What is expected>
Please say how many lines of the listing hold "الذي", with no other words in the answer.

[Extracted information start]

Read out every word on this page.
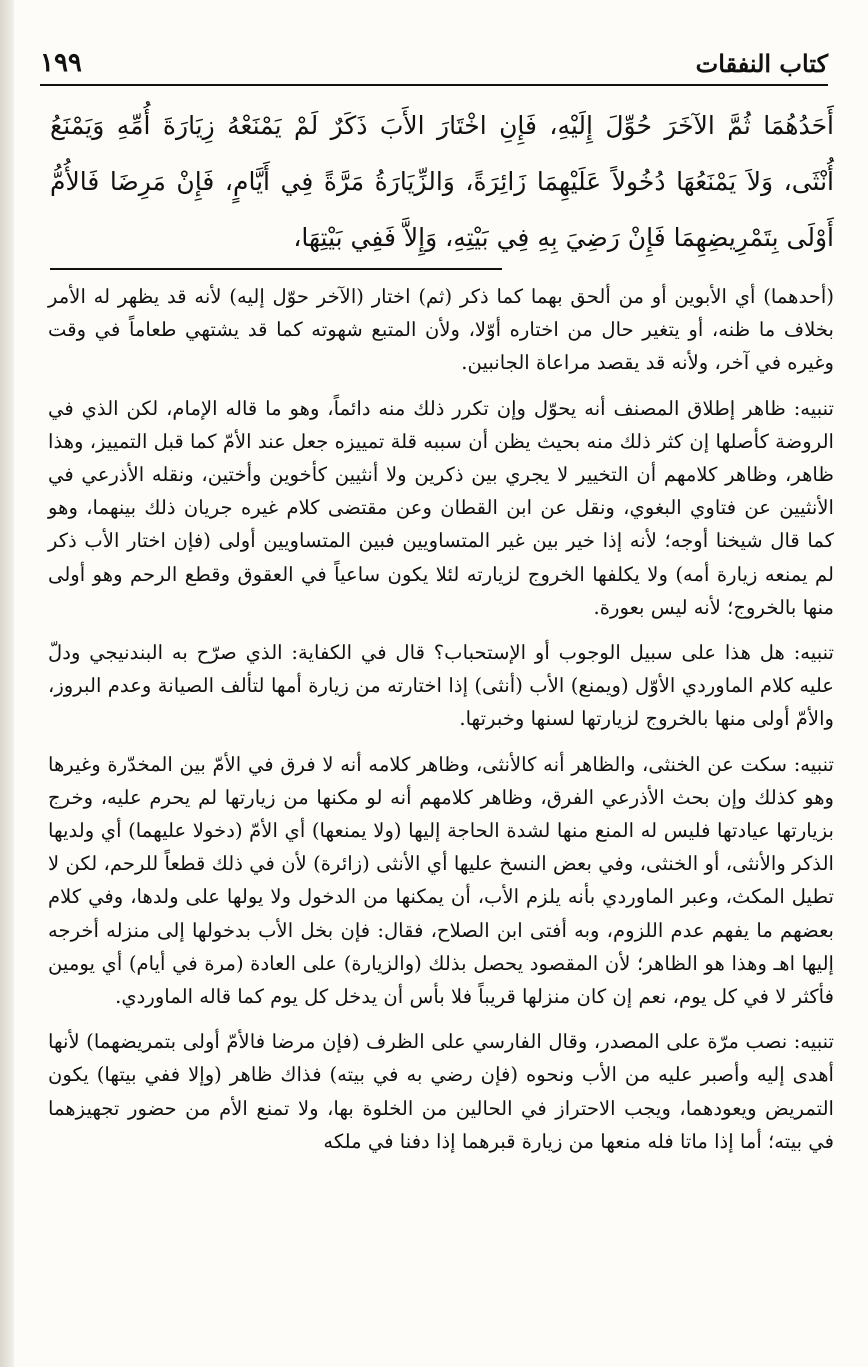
كتاب النفقات
١٩٩
أَحَدُهُمَا ثُمَّ الآخَرَ حُوِّلَ إِلَيْهِ، فَإِنِ اخْتَارَ الأَبَ ذَكَرٌ لَمْ يَمْنَعْهُ زِيَارَةَ أُمِّهِ وَيَمْنَعُ أُنْثَى، وَلاَ يَمْنَعُهَا دُخُولاً عَلَيْهِمَا زَائِرَةً، وَالزِّيَارَةُ مَرَّةً فِي أَيَّامٍ، فَإِنْ مَرِضَا فَالأُمُّ أَوْلَى بِتَمْرِيضِهِمَا فَإِنْ رَضِيَ بِهِ فِي بَيْتِهِ، وَإِلاَّ فَفِي بَيْتِهَا،

(أحدهما) أي الأبوين أو من ألحق بهما كما ذكر (ثم) اختار (الآخر حوّل إليه) لأنه قد يظهر له الأمر بخلاف ما ظنه، أو يتغير حال من اختاره أوّلا، ولأن المتبع شهوته كما قد يشتهي طعاماً في وقت وغيره في آخر، ولأنه قد يقصد مراعاة الجانبين.

تنبيه: ظاهر إطلاق المصنف أنه يحوّل وإن تكرر ذلك منه دائماً، وهو ما قاله الإمام، لكن الذي في الروضة كأصلها إن كثر ذلك منه بحيث يظن أن سببه قلة تمييزه جعل عند الأمّ كما قبل التمييز، وهذا ظاهر، وظاهر كلامهم أن التخيير لا يجري بين ذكرين ولا أنثيين كأخوين وأختين، ونقله الأذرعي في الأنثيين عن فتاوي البغوي، ونقل عن ابن القطان وعن مقتضى كلام غيره جريان ذلك بينهما، وهو كما قال شيخنا أوجه؛ لأنه إذا خير بين غير المتساويين فبين المتساويين أولى (فإن اختار الأب ذكر لم يمنعه زيارة أمه) ولا يكلفها الخروج لزيارته لئلا يكون ساعياً في العقوق وقطع الرحم وهو أولى منها بالخروج؛ لأنه ليس بعورة.

تنبيه: هل هذا على سبيل الوجوب أو الإستحباب؟ قال في الكفاية: الذي صرّح به البندنيجي ودلّ عليه كلام الماوردي الأوّل (ويمنع) الأب (أنثى) إذا اختارته من زيارة أمها لتألف الصيانة وعدم البروز، والأمّ أولى منها بالخروج لزيارتها لسنها وخبرتها.

تنبيه: سكت عن الخنثى، والظاهر أنه كالأنثى، وظاهر كلامه أنه لا فرق في الأمّ بين المخدّرة وغيرها وهو كذلك وإن بحث الأذرعي الفرق، وظاهر كلامهم أنه لو مكنها من زيارتها لم يحرم عليه، وخرج بزيارتها عيادتها فليس له المنع منها لشدة الحاجة إليها (ولا يمنعها) أي الأمّ (دخولا عليهما) أي ولديها الذكر والأنثى، أو الخنثى، وفي بعض النسخ عليها أي الأنثى (زائرة) لأن في ذلك قطعاً للرحم، لكن لا تطيل المكث، وعبر الماوردي بأنه يلزم الأب، أن يمكنها من الدخول ولا يولها على ولدها، وفي كلام بعضهم ما يفهم عدم اللزوم، وبه أفتى ابن الصلاح، فقال: فإن بخل الأب بدخولها إلى منزله أخرجه إليها اهـ وهذا هو الظاهر؛ لأن المقصود يحصل بذلك (والزيارة) على العادة (مرة في أيام) أي يومين فأكثر لا في كل يوم، نعم إن كان منزلها قريباً فلا بأس أن يدخل كل يوم كما قاله الماوردي.

تنبيه: نصب مرّة على المصدر، وقال الفارسي على الظرف (فإن مرضا فالأمّ أولى بتمريضهما) لأنها أهدى إليه وأصبر عليه من الأب ونحوه (فإن رضي به في بيته) فذاك ظاهر (وإلا ففي بيتها) يكون التمريض ويعودهما، ويجب الاحتراز في الحالين من الخلوة بها، ولا تمنع الأم من حضور تجهيزهما في بيته؛ أما إذا ماتا فله منعها من زيارة قبرهما إذا دفنا في ملكه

[Extracted information end]

Task solution>
2